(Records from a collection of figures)

— Start —

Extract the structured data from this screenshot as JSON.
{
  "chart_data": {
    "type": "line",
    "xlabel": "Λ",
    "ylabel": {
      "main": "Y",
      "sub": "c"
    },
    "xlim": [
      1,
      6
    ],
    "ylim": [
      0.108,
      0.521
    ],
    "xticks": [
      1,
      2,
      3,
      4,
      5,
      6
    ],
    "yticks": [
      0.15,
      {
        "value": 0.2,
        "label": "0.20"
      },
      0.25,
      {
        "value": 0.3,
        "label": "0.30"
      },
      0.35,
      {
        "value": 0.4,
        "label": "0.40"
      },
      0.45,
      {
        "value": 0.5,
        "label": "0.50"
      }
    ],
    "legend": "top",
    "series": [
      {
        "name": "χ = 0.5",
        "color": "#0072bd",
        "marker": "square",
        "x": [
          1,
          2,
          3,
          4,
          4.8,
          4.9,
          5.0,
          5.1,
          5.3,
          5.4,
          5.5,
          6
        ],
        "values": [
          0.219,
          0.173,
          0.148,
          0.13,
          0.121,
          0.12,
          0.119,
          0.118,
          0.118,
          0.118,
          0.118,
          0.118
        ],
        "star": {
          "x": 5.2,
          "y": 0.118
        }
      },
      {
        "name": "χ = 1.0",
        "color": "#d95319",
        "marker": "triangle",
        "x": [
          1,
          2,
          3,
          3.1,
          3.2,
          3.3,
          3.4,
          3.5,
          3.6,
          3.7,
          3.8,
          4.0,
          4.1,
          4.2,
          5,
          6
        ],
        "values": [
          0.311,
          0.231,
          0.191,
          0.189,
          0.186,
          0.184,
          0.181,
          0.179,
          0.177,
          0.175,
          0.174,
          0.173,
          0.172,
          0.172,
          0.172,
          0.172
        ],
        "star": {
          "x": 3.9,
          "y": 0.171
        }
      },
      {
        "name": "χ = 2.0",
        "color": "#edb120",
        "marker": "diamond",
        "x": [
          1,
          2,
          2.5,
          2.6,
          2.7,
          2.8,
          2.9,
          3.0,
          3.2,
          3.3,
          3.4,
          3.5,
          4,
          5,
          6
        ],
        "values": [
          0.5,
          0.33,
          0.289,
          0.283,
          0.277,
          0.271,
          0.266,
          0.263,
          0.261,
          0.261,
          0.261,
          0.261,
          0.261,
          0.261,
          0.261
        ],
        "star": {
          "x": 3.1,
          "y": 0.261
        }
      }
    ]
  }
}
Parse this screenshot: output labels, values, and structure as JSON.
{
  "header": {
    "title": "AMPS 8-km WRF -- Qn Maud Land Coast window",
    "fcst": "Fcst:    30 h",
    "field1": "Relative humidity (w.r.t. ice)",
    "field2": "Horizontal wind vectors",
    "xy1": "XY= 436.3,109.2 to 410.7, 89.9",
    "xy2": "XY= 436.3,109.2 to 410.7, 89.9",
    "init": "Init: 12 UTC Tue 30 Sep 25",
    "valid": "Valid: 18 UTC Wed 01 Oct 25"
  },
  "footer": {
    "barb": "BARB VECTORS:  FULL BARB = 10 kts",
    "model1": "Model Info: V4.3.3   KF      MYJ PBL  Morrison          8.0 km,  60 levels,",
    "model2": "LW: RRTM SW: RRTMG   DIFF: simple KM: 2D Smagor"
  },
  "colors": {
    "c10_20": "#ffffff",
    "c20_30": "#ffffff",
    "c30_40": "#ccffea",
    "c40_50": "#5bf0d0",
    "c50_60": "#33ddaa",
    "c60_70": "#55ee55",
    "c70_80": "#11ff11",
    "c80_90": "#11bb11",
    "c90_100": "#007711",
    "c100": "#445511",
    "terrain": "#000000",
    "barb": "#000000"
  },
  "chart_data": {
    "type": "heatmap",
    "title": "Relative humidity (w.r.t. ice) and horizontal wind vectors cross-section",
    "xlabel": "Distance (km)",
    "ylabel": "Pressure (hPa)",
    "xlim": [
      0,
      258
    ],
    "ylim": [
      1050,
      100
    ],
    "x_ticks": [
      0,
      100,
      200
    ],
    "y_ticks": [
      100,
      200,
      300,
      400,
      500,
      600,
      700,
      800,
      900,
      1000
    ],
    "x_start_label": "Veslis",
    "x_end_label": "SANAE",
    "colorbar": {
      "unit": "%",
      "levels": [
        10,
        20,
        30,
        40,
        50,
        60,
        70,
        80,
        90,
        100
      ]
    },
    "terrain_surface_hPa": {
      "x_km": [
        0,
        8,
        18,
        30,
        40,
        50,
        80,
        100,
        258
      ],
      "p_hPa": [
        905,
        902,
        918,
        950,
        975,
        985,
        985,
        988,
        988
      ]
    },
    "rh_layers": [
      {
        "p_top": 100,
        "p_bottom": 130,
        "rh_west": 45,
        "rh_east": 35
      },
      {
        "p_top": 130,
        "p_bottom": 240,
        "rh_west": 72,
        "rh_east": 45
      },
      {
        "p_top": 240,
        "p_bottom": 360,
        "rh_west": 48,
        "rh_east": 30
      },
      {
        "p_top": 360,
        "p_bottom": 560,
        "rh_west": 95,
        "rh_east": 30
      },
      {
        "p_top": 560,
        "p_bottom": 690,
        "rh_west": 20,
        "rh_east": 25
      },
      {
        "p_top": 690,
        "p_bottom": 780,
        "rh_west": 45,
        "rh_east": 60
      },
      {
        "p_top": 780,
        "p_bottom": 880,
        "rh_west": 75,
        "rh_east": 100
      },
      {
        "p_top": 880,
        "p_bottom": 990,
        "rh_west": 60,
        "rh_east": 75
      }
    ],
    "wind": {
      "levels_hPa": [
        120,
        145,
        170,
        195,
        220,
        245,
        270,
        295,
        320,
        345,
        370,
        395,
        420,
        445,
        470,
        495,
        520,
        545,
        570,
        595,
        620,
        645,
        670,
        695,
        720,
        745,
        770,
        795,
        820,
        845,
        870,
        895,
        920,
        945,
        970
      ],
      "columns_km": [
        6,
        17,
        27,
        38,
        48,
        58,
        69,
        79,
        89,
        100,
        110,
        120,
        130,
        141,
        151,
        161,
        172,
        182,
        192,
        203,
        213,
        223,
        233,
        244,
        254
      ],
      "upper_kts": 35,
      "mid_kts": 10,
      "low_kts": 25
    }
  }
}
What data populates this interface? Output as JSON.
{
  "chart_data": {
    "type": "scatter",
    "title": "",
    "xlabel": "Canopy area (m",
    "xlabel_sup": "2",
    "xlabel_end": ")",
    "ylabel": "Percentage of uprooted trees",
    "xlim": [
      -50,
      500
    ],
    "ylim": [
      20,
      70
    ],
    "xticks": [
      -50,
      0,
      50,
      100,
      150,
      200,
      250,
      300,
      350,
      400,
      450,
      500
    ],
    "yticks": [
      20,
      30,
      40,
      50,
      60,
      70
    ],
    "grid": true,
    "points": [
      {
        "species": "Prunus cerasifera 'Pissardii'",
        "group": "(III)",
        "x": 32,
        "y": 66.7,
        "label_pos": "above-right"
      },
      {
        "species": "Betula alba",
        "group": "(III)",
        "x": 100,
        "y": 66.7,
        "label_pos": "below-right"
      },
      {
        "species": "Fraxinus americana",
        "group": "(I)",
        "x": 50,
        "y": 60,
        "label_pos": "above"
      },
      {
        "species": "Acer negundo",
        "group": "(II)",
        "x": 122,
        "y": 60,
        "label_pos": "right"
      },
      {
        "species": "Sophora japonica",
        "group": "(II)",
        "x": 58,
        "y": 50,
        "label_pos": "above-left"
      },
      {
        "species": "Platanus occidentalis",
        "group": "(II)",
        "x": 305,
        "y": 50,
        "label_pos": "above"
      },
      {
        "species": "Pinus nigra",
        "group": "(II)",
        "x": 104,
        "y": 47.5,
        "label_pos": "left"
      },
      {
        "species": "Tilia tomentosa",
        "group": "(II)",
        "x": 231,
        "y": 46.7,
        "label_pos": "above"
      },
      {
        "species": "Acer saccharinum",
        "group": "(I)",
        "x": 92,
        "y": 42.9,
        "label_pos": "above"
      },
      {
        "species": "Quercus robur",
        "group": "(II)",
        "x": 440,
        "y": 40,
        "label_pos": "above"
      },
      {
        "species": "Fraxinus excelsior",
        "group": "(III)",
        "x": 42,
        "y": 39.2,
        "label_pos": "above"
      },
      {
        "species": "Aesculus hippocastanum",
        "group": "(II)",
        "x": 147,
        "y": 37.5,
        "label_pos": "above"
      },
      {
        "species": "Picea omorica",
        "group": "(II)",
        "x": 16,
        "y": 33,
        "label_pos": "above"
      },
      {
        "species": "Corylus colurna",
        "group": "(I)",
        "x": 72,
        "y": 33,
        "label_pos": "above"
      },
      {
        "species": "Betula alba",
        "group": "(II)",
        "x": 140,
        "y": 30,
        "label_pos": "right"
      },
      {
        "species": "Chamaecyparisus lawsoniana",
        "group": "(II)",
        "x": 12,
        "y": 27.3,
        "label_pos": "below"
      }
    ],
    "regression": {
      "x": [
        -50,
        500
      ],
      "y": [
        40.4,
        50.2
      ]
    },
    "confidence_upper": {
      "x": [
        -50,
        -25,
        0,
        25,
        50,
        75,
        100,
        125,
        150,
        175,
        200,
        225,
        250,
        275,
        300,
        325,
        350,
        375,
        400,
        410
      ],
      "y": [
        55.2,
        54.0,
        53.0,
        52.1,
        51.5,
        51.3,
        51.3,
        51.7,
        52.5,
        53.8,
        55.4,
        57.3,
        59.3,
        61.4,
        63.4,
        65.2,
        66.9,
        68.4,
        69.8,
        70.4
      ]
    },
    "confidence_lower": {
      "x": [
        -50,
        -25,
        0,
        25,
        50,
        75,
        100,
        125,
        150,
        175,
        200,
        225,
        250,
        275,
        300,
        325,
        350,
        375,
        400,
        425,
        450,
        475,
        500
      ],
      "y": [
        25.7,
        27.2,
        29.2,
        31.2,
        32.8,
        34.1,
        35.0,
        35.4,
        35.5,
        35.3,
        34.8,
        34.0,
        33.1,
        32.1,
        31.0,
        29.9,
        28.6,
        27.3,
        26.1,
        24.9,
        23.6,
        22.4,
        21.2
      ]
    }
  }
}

— End —

_Job:_
Using the listing, copy every line where the word "barb" shows up.

_Answer to the task:_
    "barb": "BARB VECTORS:  FULL BARB = 10 kts",
    "barb": "#000000"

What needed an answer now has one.